So, while there may be a tendency—verging on a veritable physical law—for integrally-interacting multi-constituent dynamical systems to increase in complexity, it does not mean that every instance of such a dynamical system will necessarily increase in complexity, hence it is not absolutely necessary or universal. Some complex dynamical systems may reach an optimal information content early in their constitution, and therefore will remain relatively unchanging in an information optimum.

Unified Science- in Perspective

In the study The Autodidactic Universe [21] it is investigated whether it is possible that physical laws themselves can evolve and change. This is an interesting inquiry as it enables an evaluation of the reason why the present laws and constants of the universe are more likely than another set (known as the fine-tuning problem, which we also further discuss and clarify in our study The Unified Spacememory Network). So, for example, the coupling constants of nature (e.g., the gravitational constant G, or the fine-structure constant alpha) might turn out to be dynamical variables, and indeed in the Origin of Mass and Nature of Gravity [22] it is shown that fundamental properties like mass, the nuclear confinement or binding forces, and gravity are based on dynamical variables that are set by the conditions of decoherence of quantum vacuum fluctuations coupled with screening zero-point energy density and a resulting Planck pressure force that arises from the Planck plasma flow in black hole particles. The feedback dynamics operable in these fundamental states are quintessential information flows that characterize the organized functional change of evolving systems in the universe.

So, certainly there are mechanism underlying the complexification of our universe, and even the forces, constants, and laws themselves, which is a great thing because it means that we can come to understand these fundamental mechanisms and hence understand the nature of the universe at a deeper level. From the perspective of the Unified Spacememory Network, in which time (the 4th dimension) is holographically emergent from the memory property of 3D voxelized space—i.e., time is not fundamental—it opens an interesting consideration on just what is meant by “evolving system” if all spacetime coordinates are co-existing simultaneously. What we point out in the Spacememory Network study is that the inherently atemporal nature of the universe and its inherent nonlocal nature (as readily exemplified in quantum theory) means that there is continual crosstalk in “evolving” systems between their initial state and much later states of high functional complexity, and hence there is a trans-temporal information exchange that is the negentropic ordering force in evolution and development of physical systems. The evolutionary trajectory of a given system is just the holographic projection of its underlying neuromorphic information connectivity network, i.e., the morphogenic field and ultimately change, like time, is illusionary.

(Records from a dataset)
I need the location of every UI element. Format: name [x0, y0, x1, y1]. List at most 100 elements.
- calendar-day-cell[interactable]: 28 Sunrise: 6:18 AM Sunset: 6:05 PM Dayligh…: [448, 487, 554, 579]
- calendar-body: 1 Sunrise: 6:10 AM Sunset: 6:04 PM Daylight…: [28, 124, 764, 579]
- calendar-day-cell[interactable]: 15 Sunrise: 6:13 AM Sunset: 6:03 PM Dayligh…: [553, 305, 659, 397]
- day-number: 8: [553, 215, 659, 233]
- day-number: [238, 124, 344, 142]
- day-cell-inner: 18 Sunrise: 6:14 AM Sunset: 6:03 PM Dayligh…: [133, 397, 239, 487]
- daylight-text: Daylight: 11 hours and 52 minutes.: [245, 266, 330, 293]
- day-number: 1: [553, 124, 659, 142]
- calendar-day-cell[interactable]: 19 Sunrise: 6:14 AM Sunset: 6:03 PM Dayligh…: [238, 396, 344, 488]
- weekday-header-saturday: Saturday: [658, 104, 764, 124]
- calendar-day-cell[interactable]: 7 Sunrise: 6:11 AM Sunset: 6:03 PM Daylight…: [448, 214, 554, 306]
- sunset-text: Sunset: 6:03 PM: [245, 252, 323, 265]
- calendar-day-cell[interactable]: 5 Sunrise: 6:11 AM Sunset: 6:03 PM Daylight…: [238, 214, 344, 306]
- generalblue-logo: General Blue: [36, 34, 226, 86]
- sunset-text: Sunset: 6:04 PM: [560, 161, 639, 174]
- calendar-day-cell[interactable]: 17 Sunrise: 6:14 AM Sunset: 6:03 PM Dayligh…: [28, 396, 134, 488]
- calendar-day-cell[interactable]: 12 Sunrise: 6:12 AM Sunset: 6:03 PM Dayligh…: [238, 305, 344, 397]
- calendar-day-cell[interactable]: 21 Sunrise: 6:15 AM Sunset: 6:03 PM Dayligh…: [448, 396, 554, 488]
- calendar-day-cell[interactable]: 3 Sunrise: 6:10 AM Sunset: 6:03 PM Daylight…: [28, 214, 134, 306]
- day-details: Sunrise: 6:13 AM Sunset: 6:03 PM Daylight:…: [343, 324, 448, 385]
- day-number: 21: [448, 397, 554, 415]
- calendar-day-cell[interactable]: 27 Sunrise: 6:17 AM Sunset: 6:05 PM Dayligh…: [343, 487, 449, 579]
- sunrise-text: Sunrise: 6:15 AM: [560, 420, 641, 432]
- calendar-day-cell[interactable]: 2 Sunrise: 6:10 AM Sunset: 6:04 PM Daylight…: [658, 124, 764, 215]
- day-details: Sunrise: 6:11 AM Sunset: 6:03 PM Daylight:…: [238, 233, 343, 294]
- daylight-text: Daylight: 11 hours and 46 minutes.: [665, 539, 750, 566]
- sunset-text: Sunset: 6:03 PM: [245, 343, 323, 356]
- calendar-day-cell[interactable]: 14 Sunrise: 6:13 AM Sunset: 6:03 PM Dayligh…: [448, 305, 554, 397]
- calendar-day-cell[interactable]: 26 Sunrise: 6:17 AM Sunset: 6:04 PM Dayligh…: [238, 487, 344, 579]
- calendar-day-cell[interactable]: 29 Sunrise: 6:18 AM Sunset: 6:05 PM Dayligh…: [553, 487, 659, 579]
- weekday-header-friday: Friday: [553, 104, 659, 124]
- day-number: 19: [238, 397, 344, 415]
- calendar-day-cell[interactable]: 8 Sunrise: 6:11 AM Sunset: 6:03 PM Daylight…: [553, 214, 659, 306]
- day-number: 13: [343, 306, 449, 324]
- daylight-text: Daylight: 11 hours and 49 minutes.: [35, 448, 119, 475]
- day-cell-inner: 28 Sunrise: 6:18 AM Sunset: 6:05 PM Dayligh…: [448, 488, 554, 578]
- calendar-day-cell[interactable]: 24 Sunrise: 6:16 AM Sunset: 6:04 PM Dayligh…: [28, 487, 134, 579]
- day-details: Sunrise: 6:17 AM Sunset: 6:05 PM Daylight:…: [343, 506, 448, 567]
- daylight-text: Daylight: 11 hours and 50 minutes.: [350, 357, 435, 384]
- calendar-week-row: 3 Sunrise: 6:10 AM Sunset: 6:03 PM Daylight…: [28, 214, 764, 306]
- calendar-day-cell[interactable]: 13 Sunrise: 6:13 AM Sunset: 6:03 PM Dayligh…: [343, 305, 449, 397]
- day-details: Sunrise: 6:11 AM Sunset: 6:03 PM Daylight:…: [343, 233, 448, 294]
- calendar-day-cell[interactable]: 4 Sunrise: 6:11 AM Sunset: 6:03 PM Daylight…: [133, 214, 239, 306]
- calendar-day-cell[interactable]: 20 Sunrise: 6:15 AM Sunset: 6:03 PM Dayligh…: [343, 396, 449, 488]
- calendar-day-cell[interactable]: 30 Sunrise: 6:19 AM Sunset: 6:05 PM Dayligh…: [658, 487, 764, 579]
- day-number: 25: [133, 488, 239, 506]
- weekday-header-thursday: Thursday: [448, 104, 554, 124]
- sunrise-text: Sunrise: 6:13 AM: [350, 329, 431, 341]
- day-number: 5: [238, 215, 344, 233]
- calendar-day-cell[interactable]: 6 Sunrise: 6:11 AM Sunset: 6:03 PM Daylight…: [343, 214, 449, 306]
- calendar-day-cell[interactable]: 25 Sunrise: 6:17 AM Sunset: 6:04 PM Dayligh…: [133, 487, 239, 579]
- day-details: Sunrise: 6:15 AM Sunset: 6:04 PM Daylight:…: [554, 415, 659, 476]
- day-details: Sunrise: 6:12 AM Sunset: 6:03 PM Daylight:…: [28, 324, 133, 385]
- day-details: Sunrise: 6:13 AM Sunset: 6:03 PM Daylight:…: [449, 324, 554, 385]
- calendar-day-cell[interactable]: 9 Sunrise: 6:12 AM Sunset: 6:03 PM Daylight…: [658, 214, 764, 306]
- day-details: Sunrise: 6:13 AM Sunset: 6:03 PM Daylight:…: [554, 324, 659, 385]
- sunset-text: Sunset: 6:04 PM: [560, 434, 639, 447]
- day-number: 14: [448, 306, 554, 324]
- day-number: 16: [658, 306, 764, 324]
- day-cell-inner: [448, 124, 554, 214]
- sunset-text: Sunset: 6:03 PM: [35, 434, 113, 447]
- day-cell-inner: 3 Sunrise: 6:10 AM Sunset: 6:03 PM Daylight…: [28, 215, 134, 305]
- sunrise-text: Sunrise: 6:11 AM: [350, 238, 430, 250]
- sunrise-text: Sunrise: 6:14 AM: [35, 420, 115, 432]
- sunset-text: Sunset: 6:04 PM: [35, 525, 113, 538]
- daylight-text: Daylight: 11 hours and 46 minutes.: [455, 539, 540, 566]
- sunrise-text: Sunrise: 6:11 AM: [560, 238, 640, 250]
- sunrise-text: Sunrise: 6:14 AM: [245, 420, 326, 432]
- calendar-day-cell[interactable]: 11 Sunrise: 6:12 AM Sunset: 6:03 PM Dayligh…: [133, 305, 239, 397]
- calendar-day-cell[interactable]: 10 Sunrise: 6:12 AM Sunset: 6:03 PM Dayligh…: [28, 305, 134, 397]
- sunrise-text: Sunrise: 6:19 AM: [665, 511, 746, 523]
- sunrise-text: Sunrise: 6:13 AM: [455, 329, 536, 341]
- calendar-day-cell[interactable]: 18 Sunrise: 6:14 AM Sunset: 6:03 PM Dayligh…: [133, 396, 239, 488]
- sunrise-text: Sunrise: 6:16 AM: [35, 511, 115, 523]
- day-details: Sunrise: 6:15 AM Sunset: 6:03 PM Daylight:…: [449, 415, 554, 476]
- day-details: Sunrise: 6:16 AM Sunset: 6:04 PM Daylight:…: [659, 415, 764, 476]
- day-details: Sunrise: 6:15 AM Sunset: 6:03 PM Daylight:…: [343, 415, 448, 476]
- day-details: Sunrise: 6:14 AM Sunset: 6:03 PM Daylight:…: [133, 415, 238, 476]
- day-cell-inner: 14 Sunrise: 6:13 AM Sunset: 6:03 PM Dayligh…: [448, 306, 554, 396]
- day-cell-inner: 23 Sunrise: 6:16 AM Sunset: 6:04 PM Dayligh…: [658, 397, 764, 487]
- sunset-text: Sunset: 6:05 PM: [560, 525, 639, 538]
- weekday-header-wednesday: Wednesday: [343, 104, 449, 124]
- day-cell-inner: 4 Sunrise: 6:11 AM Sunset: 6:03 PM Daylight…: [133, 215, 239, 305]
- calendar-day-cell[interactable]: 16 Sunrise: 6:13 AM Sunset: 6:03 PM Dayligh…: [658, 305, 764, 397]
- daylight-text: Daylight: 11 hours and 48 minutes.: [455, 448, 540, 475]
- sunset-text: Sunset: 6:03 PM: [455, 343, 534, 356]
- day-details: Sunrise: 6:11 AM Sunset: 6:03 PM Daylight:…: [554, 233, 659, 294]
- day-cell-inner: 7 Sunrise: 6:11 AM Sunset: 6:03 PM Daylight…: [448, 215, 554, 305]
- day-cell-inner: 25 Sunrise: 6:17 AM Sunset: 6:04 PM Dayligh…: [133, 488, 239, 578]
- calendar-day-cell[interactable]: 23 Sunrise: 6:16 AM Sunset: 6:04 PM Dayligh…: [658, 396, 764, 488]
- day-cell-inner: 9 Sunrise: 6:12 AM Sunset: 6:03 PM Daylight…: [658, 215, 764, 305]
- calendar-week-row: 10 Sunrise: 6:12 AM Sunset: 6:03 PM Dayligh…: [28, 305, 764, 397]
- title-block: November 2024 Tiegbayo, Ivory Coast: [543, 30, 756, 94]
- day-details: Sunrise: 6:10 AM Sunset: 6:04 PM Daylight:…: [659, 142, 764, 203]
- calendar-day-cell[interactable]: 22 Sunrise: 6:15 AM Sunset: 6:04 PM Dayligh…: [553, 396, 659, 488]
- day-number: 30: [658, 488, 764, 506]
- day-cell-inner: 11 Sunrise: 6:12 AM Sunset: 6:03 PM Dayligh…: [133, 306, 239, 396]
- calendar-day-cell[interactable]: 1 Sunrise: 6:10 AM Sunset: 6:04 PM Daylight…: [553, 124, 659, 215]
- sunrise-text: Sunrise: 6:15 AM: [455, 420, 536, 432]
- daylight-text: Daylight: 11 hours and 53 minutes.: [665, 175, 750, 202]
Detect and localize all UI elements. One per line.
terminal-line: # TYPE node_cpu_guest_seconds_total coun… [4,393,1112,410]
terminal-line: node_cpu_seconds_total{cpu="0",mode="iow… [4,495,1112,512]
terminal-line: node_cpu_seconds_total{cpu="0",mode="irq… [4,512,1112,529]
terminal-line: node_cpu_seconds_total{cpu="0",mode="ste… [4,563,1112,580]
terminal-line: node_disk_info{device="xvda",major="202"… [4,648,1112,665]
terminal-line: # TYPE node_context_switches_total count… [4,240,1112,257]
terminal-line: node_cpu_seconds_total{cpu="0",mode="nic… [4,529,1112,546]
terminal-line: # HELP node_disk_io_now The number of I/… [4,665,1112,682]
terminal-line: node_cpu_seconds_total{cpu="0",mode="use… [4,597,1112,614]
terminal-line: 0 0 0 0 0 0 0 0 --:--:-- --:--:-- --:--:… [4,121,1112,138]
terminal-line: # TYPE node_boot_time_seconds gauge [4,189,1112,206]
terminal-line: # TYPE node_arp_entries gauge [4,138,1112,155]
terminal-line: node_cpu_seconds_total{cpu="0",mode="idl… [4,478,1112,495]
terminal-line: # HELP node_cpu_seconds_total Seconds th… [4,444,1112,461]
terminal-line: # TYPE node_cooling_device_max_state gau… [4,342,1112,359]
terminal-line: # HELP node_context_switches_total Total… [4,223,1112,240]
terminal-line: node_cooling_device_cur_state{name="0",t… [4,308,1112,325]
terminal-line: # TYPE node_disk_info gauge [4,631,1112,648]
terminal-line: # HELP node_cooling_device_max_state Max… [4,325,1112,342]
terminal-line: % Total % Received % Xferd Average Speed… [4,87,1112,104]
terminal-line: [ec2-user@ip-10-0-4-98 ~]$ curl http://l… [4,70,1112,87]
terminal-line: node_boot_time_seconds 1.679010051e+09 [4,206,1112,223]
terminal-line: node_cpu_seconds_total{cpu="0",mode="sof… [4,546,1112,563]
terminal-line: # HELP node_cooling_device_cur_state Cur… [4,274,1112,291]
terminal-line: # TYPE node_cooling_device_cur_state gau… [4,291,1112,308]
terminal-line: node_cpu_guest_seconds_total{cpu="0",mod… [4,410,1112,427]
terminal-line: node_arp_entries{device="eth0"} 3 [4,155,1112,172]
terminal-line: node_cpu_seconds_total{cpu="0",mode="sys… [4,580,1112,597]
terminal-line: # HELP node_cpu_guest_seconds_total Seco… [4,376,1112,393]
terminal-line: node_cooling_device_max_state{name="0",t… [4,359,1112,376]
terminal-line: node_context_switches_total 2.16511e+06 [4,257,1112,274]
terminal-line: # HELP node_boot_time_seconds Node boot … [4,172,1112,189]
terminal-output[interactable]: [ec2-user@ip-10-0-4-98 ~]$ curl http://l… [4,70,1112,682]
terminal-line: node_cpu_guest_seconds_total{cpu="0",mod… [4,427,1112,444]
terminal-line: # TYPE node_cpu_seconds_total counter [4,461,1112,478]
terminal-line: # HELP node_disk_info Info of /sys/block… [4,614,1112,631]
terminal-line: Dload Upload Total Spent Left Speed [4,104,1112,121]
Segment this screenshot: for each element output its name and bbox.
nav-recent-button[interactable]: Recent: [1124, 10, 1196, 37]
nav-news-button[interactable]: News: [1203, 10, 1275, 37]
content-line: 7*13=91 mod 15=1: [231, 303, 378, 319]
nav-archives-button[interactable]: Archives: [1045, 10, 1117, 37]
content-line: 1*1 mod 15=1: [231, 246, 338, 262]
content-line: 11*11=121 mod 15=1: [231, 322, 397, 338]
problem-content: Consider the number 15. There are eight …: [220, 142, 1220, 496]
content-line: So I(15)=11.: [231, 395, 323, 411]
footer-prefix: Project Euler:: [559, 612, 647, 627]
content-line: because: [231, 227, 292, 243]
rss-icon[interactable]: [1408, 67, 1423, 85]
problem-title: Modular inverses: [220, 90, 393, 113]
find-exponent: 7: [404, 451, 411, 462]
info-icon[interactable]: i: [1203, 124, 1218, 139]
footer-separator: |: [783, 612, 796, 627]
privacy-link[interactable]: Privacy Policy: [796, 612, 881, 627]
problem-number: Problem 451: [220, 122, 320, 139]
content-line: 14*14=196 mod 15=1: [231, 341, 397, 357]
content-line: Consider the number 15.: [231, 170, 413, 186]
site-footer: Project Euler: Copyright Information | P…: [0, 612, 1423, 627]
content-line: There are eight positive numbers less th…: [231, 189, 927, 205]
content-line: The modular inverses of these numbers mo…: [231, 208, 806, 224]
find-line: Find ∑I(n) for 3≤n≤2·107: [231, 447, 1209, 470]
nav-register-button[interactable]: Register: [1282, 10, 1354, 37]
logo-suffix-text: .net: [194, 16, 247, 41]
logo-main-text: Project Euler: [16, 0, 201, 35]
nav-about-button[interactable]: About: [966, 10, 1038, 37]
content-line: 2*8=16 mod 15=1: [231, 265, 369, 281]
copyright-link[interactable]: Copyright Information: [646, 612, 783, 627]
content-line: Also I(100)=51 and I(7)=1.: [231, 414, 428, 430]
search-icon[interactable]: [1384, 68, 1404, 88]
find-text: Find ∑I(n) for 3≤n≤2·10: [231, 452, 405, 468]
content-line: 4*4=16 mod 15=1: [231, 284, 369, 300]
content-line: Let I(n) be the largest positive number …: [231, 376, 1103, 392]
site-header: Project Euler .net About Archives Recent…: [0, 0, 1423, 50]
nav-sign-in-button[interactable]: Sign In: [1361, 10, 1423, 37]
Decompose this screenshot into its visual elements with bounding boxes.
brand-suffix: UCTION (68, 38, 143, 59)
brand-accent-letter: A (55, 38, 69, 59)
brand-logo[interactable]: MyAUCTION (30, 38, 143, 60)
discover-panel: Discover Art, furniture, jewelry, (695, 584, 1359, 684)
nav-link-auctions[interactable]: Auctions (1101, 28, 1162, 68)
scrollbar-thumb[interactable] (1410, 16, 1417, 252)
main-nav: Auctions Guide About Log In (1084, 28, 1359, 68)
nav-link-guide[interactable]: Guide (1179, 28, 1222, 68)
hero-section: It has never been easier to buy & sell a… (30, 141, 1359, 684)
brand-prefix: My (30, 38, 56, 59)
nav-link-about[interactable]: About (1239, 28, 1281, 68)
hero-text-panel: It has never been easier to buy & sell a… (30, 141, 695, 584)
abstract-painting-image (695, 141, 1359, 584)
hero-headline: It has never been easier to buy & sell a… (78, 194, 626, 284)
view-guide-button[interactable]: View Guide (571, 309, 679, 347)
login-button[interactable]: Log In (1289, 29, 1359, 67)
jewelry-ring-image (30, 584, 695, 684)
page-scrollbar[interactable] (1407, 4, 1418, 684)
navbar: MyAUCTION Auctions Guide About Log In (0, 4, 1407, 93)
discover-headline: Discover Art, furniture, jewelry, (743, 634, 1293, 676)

**Exercise details:** Reproduce word for word the part of the passage on unified science that runs from "So, while there" to "an information optimum.".

**Output of the task:**
So, while there may be a tendency—verging on a veritable physical law—for integrally-interacting multi-constituent dynamical systems to increase in complexity, it does not mean that every instance of such a dynamical system will necessarily increase in complexity, hence it is not absolutely necessary or universal. Some complex dynamical systems may reach an optimal information content early in their constitution, and therefore will remain relatively unchanging in an information optimum.